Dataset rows

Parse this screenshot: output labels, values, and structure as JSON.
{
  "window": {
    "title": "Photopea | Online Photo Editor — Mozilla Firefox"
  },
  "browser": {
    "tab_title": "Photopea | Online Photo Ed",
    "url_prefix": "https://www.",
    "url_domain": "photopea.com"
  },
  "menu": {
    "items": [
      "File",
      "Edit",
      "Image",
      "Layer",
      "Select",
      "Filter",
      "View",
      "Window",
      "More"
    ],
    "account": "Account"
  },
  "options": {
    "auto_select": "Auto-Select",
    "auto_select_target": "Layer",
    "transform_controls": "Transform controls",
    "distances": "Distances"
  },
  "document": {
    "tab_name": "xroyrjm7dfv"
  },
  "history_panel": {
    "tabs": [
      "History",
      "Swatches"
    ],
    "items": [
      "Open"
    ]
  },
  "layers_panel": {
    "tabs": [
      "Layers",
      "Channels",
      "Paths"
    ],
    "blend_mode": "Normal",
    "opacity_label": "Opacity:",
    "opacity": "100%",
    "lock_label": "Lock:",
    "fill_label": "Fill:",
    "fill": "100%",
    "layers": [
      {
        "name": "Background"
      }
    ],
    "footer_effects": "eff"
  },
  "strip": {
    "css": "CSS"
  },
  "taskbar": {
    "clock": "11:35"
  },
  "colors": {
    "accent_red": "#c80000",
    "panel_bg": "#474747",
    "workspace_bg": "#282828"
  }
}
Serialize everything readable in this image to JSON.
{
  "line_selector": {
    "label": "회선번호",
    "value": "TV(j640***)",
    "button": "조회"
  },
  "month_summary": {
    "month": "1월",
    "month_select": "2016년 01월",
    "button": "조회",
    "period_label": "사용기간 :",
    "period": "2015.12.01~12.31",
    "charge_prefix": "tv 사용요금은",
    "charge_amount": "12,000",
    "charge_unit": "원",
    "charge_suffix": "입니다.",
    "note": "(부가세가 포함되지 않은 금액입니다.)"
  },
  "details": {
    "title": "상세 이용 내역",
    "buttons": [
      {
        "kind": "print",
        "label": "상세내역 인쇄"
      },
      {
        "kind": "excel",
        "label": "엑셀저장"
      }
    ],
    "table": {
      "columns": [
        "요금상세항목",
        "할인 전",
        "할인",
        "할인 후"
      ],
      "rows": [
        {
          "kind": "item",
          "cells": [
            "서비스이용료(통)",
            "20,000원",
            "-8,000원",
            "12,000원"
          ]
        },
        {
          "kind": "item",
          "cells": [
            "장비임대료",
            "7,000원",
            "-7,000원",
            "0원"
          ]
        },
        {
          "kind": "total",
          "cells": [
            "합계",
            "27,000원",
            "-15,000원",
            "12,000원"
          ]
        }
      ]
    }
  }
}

> _SET PROBLEM_:
Set down all of the data above, word for word.

> _EXERCISE SOLUTION_:
Parse this screenshot: output labels, values, and structure as JSON.
{
  "window": {
    "title": "Photopea | Online Photo Editor — Mozilla Firefox"
  },
  "browser": {
    "tab_title": "Photopea | Online Photo Ed",
    "url_prefix": "https://www.",
    "url_domain": "photopea.com"
  },
  "menu": {
    "items": [
      "File",
      "Edit",
      "Image",
      "Layer",
      "Select",
      "Filter",
      "View",
      "Window",
      "More"
    ],
    "account": "Account"
  },
  "options": {
    "auto_select": "Auto-Select",
    "auto_select_target": "Layer",
    "transform_controls": "Transform controls",
    "distances": "Distances"
  },
  "document": {
    "tab_name": "xroyrjm7dfv"
  },
  "history_panel": {
    "tabs": [
      "History",
      "Swatches"
    ],
    "items": [
      "Open"
    ]
  },
  "layers_panel": {
    "tabs": [
      "Layers",
      "Channels",
      "Paths"
    ],
    "blend_mode": "Normal",
    "opacity_label": "Opacity:",
    "opacity": "100%",
    "lock_label": "Lock:",
    "fill_label": "Fill:",
    "fill": "100%",
    "layers": [
      {
        "name": "Background"
      }
    ],
    "footer_effects": "eff"
  },
  "strip": {
    "css": "CSS"
  },
  "taskbar": {
    "clock": "11:35"
  },
  "colors": {
    "accent_red": "#c80000",
    "panel_bg": "#474747",
    "workspace_bg": "#282828"
  }
}
Serialize everything readable in this image to JSON.
{
  "line_selector": {
    "label": "회선번호",
    "value": "TV(j640***)",
    "button": "조회"
  },
  "month_summary": {
    "month": "1월",
    "month_select": "2016년 01월",
    "button": "조회",
    "period_label": "사용기간 :",
    "period": "2015.12.01~12.31",
    "charge_prefix": "tv 사용요금은",
    "charge_amount": "12,000",
    "charge_unit": "원",
    "charge_suffix": "입니다.",
    "note": "(부가세가 포함되지 않은 금액입니다.)"
  },
  "details": {
    "title": "상세 이용 내역",
    "buttons": [
      {
        "kind": "print",
        "label": "상세내역 인쇄"
      },
      {
        "kind": "excel",
        "label": "엑셀저장"
      }
    ],
    "table": {
      "columns": [
        "요금상세항목",
        "할인 전",
        "할인",
        "할인 후"
      ],
      "rows": [
        {
          "kind": "item",
          "cells": [
            "서비스이용료(통)",
            "20,000원",
            "-8,000원",
            "12,000원"
          ]
        },
        {
          "kind": "item",
          "cells": [
            "장비임대료",
            "7,000원",
            "-7,000원",
            "0원"
          ]
        },
        {
          "kind": "total",
          "cells": [
            "합계",
            "27,000원",
            "-15,000원",
            "12,000원"
          ]
        }
      ]
    }
  }
}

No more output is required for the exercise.